## Start DATA FOR THE TASK

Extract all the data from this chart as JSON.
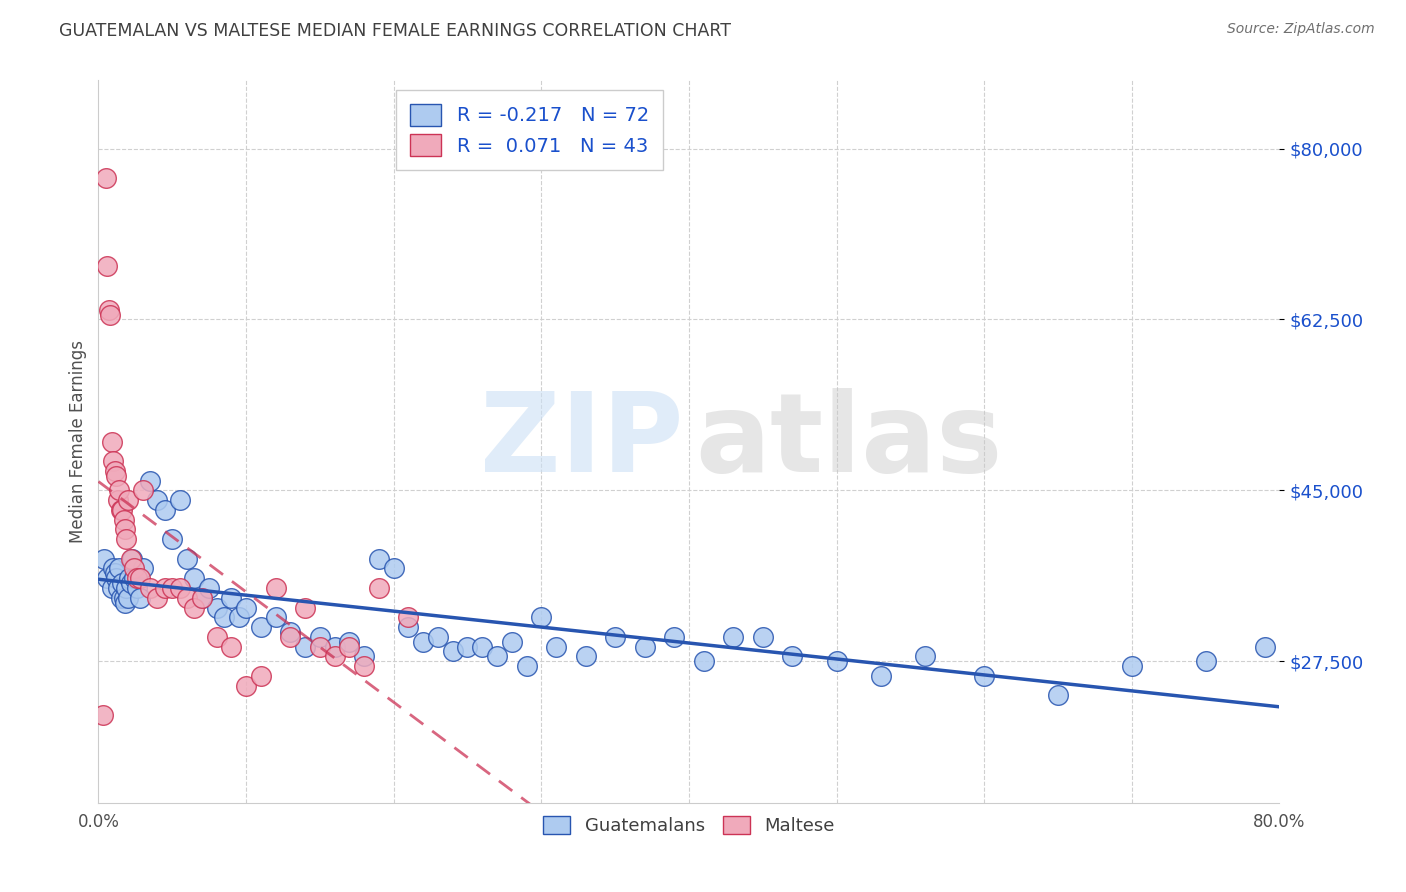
{
  "title": "GUATEMALAN VS MALTESE MEDIAN FEMALE EARNINGS CORRELATION CHART",
  "source": "Source: ZipAtlas.com",
  "ylabel": "Median Female Earnings",
  "xmin": 0.0,
  "xmax": 80.0,
  "ymin": 13000,
  "ymax": 87000,
  "blue_color": "#aecbf0",
  "pink_color": "#f0aabb",
  "blue_line_color": "#2855b0",
  "pink_line_color": "#cc3355",
  "R_blue": -0.217,
  "N_blue": 72,
  "R_pink": 0.071,
  "N_pink": 43,
  "legend_text_color": "#1a50cc",
  "title_color": "#404040",
  "guatemalans_x": [
    0.4,
    0.6,
    0.9,
    1.0,
    1.1,
    1.2,
    1.3,
    1.4,
    1.5,
    1.6,
    1.7,
    1.8,
    1.9,
    2.0,
    2.1,
    2.2,
    2.3,
    2.4,
    2.6,
    2.8,
    3.0,
    3.5,
    4.0,
    4.5,
    5.0,
    5.5,
    6.0,
    6.5,
    7.0,
    7.5,
    8.0,
    8.5,
    9.0,
    9.5,
    10.0,
    11.0,
    12.0,
    13.0,
    14.0,
    15.0,
    16.0,
    17.0,
    18.0,
    19.0,
    20.0,
    21.0,
    22.0,
    23.0,
    24.0,
    25.0,
    26.0,
    27.0,
    28.0,
    29.0,
    30.0,
    31.0,
    33.0,
    35.0,
    37.0,
    39.0,
    41.0,
    43.0,
    45.0,
    47.0,
    50.0,
    53.0,
    56.0,
    60.0,
    65.0,
    70.0,
    75.0,
    79.0
  ],
  "guatemalans_y": [
    38000,
    36000,
    35000,
    37000,
    36500,
    36000,
    35000,
    37000,
    34000,
    35500,
    34000,
    33500,
    35000,
    34000,
    36000,
    35500,
    38000,
    36000,
    35000,
    34000,
    37000,
    46000,
    44000,
    43000,
    40000,
    44000,
    38000,
    36000,
    34000,
    35000,
    33000,
    32000,
    34000,
    32000,
    33000,
    31000,
    32000,
    30500,
    29000,
    30000,
    29000,
    29500,
    28000,
    38000,
    37000,
    31000,
    29500,
    30000,
    28500,
    29000,
    29000,
    28000,
    29500,
    27000,
    32000,
    29000,
    28000,
    30000,
    29000,
    30000,
    27500,
    30000,
    30000,
    28000,
    27500,
    26000,
    28000,
    26000,
    24000,
    27000,
    27500,
    29000
  ],
  "maltese_x": [
    0.3,
    0.5,
    0.6,
    0.7,
    0.8,
    0.9,
    1.0,
    1.1,
    1.2,
    1.3,
    1.4,
    1.5,
    1.6,
    1.7,
    1.8,
    1.9,
    2.0,
    2.2,
    2.4,
    2.6,
    2.8,
    3.0,
    3.5,
    4.0,
    4.5,
    5.0,
    5.5,
    6.0,
    6.5,
    7.0,
    8.0,
    9.0,
    10.0,
    11.0,
    12.0,
    13.0,
    14.0,
    15.0,
    16.0,
    17.0,
    18.0,
    19.0,
    21.0
  ],
  "maltese_y": [
    22000,
    77000,
    68000,
    63500,
    63000,
    50000,
    48000,
    47000,
    46500,
    44000,
    45000,
    43000,
    43000,
    42000,
    41000,
    40000,
    44000,
    38000,
    37000,
    36000,
    36000,
    45000,
    35000,
    34000,
    35000,
    35000,
    35000,
    34000,
    33000,
    34000,
    30000,
    29000,
    25000,
    26000,
    35000,
    30000,
    33000,
    29000,
    28000,
    29000,
    27000,
    35000,
    32000
  ],
  "ytick_vals": [
    27500,
    45000,
    62500,
    80000
  ],
  "ytick_labels": [
    "$27,500",
    "$45,000",
    "$62,500",
    "$80,000"
  ],
  "grid_x": [
    10,
    20,
    30,
    40,
    50,
    60,
    70
  ],
  "watermark_zip_color": "#cce0f5",
  "watermark_atlas_color": "#c8c8c8"
}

## End DATA FOR THE TASK

▶ WRITTEN PROBLEM: Write out the material above once more, exactly as it reads, with no pictures.

▶ RESPONSE TO THE TASK:
Extract all the data from this chart as JSON.
{
  "title": "GUATEMALAN VS MALTESE MEDIAN FEMALE EARNINGS CORRELATION CHART",
  "source": "Source: ZipAtlas.com",
  "ylabel": "Median Female Earnings",
  "xmin": 0.0,
  "xmax": 80.0,
  "ymin": 13000,
  "ymax": 87000,
  "blue_color": "#aecbf0",
  "pink_color": "#f0aabb",
  "blue_line_color": "#2855b0",
  "pink_line_color": "#cc3355",
  "R_blue": -0.217,
  "N_blue": 72,
  "R_pink": 0.071,
  "N_pink": 43,
  "legend_text_color": "#1a50cc",
  "title_color": "#404040",
  "guatemalans_x": [
    0.4,
    0.6,
    0.9,
    1.0,
    1.1,
    1.2,
    1.3,
    1.4,
    1.5,
    1.6,
    1.7,
    1.8,
    1.9,
    2.0,
    2.1,
    2.2,
    2.3,
    2.4,
    2.6,
    2.8,
    3.0,
    3.5,
    4.0,
    4.5,
    5.0,
    5.5,
    6.0,
    6.5,
    7.0,
    7.5,
    8.0,
    8.5,
    9.0,
    9.5,
    10.0,
    11.0,
    12.0,
    13.0,
    14.0,
    15.0,
    16.0,
    17.0,
    18.0,
    19.0,
    20.0,
    21.0,
    22.0,
    23.0,
    24.0,
    25.0,
    26.0,
    27.0,
    28.0,
    29.0,
    30.0,
    31.0,
    33.0,
    35.0,
    37.0,
    39.0,
    41.0,
    43.0,
    45.0,
    47.0,
    50.0,
    53.0,
    56.0,
    60.0,
    65.0,
    70.0,
    75.0,
    79.0
  ],
  "guatemalans_y": [
    38000,
    36000,
    35000,
    37000,
    36500,
    36000,
    35000,
    37000,
    34000,
    35500,
    34000,
    33500,
    35000,
    34000,
    36000,
    35500,
    38000,
    36000,
    35000,
    34000,
    37000,
    46000,
    44000,
    43000,
    40000,
    44000,
    38000,
    36000,
    34000,
    35000,
    33000,
    32000,
    34000,
    32000,
    33000,
    31000,
    32000,
    30500,
    29000,
    30000,
    29000,
    29500,
    28000,
    38000,
    37000,
    31000,
    29500,
    30000,
    28500,
    29000,
    29000,
    28000,
    29500,
    27000,
    32000,
    29000,
    28000,
    30000,
    29000,
    30000,
    27500,
    30000,
    30000,
    28000,
    27500,
    26000,
    28000,
    26000,
    24000,
    27000,
    27500,
    29000
  ],
  "maltese_x": [
    0.3,
    0.5,
    0.6,
    0.7,
    0.8,
    0.9,
    1.0,
    1.1,
    1.2,
    1.3,
    1.4,
    1.5,
    1.6,
    1.7,
    1.8,
    1.9,
    2.0,
    2.2,
    2.4,
    2.6,
    2.8,
    3.0,
    3.5,
    4.0,
    4.5,
    5.0,
    5.5,
    6.0,
    6.5,
    7.0,
    8.0,
    9.0,
    10.0,
    11.0,
    12.0,
    13.0,
    14.0,
    15.0,
    16.0,
    17.0,
    18.0,
    19.0,
    21.0
  ],
  "maltese_y": [
    22000,
    77000,
    68000,
    63500,
    63000,
    50000,
    48000,
    47000,
    46500,
    44000,
    45000,
    43000,
    43000,
    42000,
    41000,
    40000,
    44000,
    38000,
    37000,
    36000,
    36000,
    45000,
    35000,
    34000,
    35000,
    35000,
    35000,
    34000,
    33000,
    34000,
    30000,
    29000,
    25000,
    26000,
    35000,
    30000,
    33000,
    29000,
    28000,
    29000,
    27000,
    35000,
    32000
  ],
  "ytick_vals": [
    27500,
    45000,
    62500,
    80000
  ],
  "ytick_labels": [
    "$27,500",
    "$45,000",
    "$62,500",
    "$80,000"
  ],
  "grid_x": [
    10,
    20,
    30,
    40,
    50,
    60,
    70
  ],
  "watermark_zip_color": "#cce0f5",
  "watermark_atlas_color": "#c8c8c8"
}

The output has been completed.